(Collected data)
■ ■ ■ ■ ■
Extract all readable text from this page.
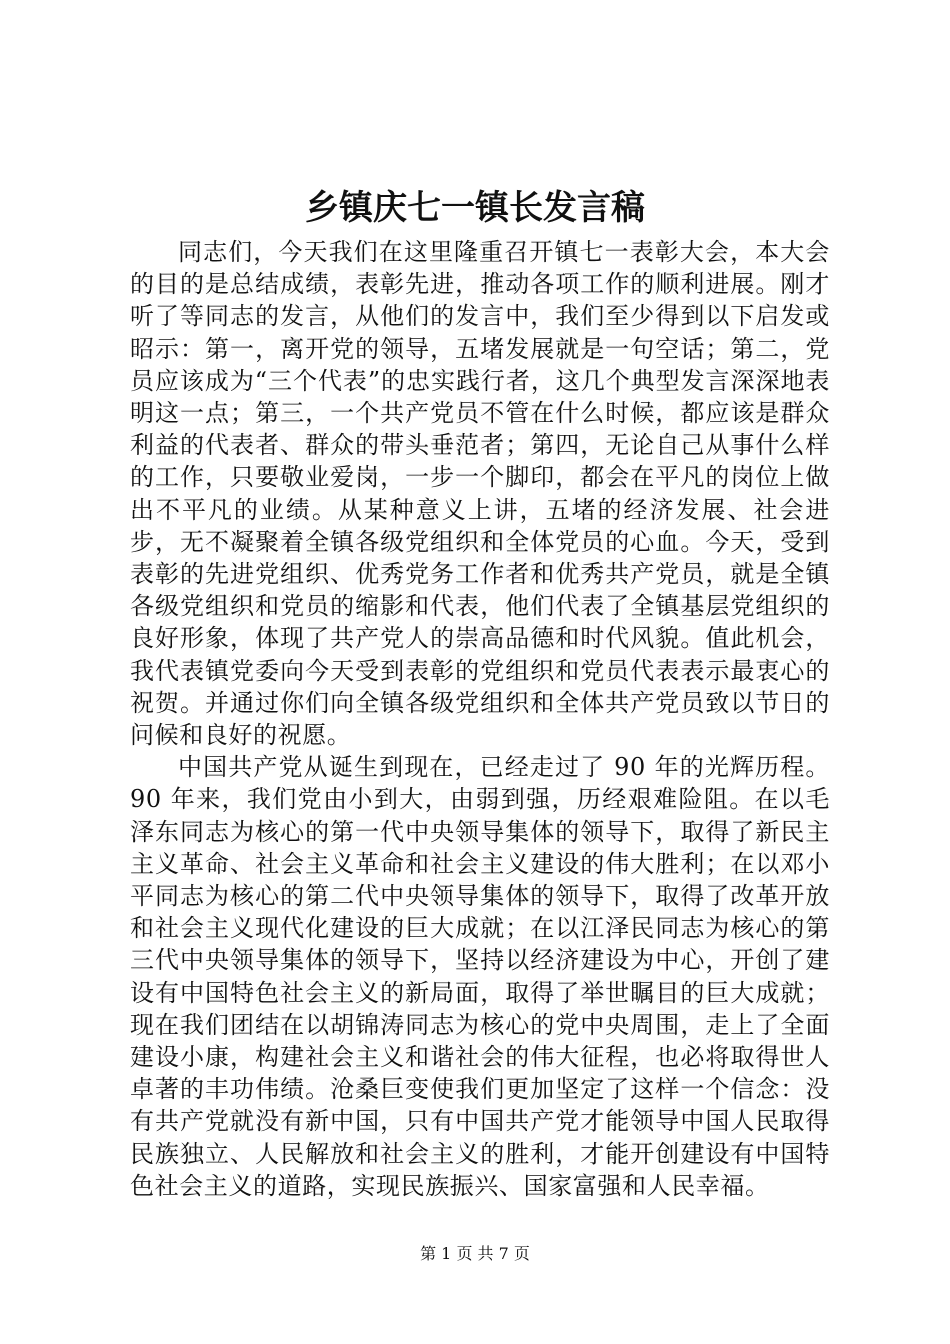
乡镇庆七一镇长发言稿

同志们，今天我们在这里隆重召开镇七一表彰大会，本大会的目的是总结成绩，表彰先进，推动各项工作的顺利进展。刚才听了等同志的发言，从他们的发言中，我们至少得到以下启发或昭示：第一，离开党的领导，五堵发展就是一句空话；第二，党员应该成为“三个代表”的忠实践行者，这几个典型发言深深地表明这一点；第三，一个共产党员不管在什么时候，都应该是群众利益的代表者、群众的带头垂范者；第四，无论自己从事什么样的工作，只要敬业爱岗，一步一个脚印，都会在平凡的岗位上做出不平凡的业绩。从某种意义上讲，五堵的经济发展、社会进步，无不凝聚着全镇各级党组织和全体党员的心血。今天，受到表彰的先进党组织、优秀党务工作者和优秀共产党员，就是全镇各级党组织和党员的缩影和代表，他们代表了全镇基层党组织的良好形象，体现了共产党人的崇高品德和时代风貌。值此机会，我代表镇党委向今天受到表彰的党组织和党员代表表示最衷心的祝贺。并通过你们向全镇各级党组织和全体共产党员致以节日的问候和良好的祝愿。

中国共产党从诞生到现在，已经走过了 90 年的光辉历程。90 年来，我们党由小到大，由弱到强，历经艰难险阻。在以毛泽东同志为核心的第一代中央领导集体的领导下，取得了新民主主义革命、社会主义革命和社会主义建设的伟大胜利；在以邓小平同志为核心的第二代中央领导集体的领导下，取得了改革开放和社会主义现代化建设的巨大成就；在以江泽民同志为核心的第三代中央领导集体的领导下，坚持以经济建设为中心，开创了建设有中国特色社会主义的新局面，取得了举世瞩目的巨大成就；现在我们团结在以胡锦涛同志为核心的党中央周围，走上了全面建设小康，构建社会主义和谐社会的伟大征程，也必将取得世人卓著的丰功伟绩。沧桑巨变使我们更加坚定了这样一个信念：没有共产党就没有新中国，只有中国共产党才能领导中国人民取得民族独立、人民解放和社会主义的胜利，才能开创建设有中国特色社会主义的道路，实现民族振兴、国家富强和人民幸福。

第 1 页 共 7 页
■ ■ ■ ■ ■
**Written instruction**
Repeat the lines above exactly, and keep every picture out.

**The answer**
Extract all readable text from this page.
乡镇庆七一镇长发言稿

同志们，今天我们在这里隆重召开镇七一表彰大会，本大会的目的是总结成绩，表彰先进，推动各项工作的顺利进展。刚才听了等同志的发言，从他们的发言中，我们至少得到以下启发或昭示：第一，离开党的领导，五堵发展就是一句空话；第二，党员应该成为“三个代表”的忠实践行者，这几个典型发言深深地表明这一点；第三，一个共产党员不管在什么时候，都应该是群众利益的代表者、群众的带头垂范者；第四，无论自己从事什么样的工作，只要敬业爱岗，一步一个脚印，都会在平凡的岗位上做出不平凡的业绩。从某种意义上讲，五堵的经济发展、社会进步，无不凝聚着全镇各级党组织和全体党员的心血。今天，受到表彰的先进党组织、优秀党务工作者和优秀共产党员，就是全镇各级党组织和党员的缩影和代表，他们代表了全镇基层党组织的良好形象，体现了共产党人的崇高品德和时代风貌。值此机会，我代表镇党委向今天受到表彰的党组织和党员代表表示最衷心的祝贺。并通过你们向全镇各级党组织和全体共产党员致以节日的问候和良好的祝愿。

中国共产党从诞生到现在，已经走过了 90 年的光辉历程。90 年来，我们党由小到大，由弱到强，历经艰难险阻。在以毛泽东同志为核心的第一代中央领导集体的领导下，取得了新民主主义革命、社会主义革命和社会主义建设的伟大胜利；在以邓小平同志为核心的第二代中央领导集体的领导下，取得了改革开放和社会主义现代化建设的巨大成就；在以江泽民同志为核心的第三代中央领导集体的领导下，坚持以经济建设为中心，开创了建设有中国特色社会主义的新局面，取得了举世瞩目的巨大成就；现在我们团结在以胡锦涛同志为核心的党中央周围，走上了全面建设小康，构建社会主义和谐社会的伟大征程，也必将取得世人卓著的丰功伟绩。沧桑巨变使我们更加坚定了这样一个信念：没有共产党就没有新中国，只有中国共产党才能领导中国人民取得民族独立、人民解放和社会主义的胜利，才能开创建设有中国特色社会主义的道路，实现民族振兴、国家富强和人民幸福。

第 1 页 共 7 页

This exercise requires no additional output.